● Do this
Using the records below, locate all lines containing "عباس" and return them.

# Supplied data start

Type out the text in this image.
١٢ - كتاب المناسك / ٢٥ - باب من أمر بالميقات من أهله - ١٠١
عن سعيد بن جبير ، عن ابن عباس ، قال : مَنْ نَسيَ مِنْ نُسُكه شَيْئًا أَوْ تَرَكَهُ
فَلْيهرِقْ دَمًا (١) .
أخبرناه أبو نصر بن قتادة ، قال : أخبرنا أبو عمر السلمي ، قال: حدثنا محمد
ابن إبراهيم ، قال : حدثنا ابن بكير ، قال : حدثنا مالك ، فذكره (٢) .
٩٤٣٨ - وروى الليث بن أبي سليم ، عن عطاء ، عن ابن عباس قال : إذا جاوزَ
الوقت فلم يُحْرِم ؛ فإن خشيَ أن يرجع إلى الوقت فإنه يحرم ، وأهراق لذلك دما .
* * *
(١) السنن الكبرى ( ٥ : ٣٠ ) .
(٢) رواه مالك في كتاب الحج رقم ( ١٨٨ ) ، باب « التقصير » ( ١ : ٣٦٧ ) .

# Supplied data end

● Correct response
عن سعيد بن جبير ، عن ابن عباس ، قال : مَنْ نَسيَ مِنْ نُسُكه شَيْئًا أَوْ تَرَكَهُ
٩٤٣٨ - وروى الليث بن أبي سليم ، عن عطاء ، عن ابن عباس قال : إذا جاوزَ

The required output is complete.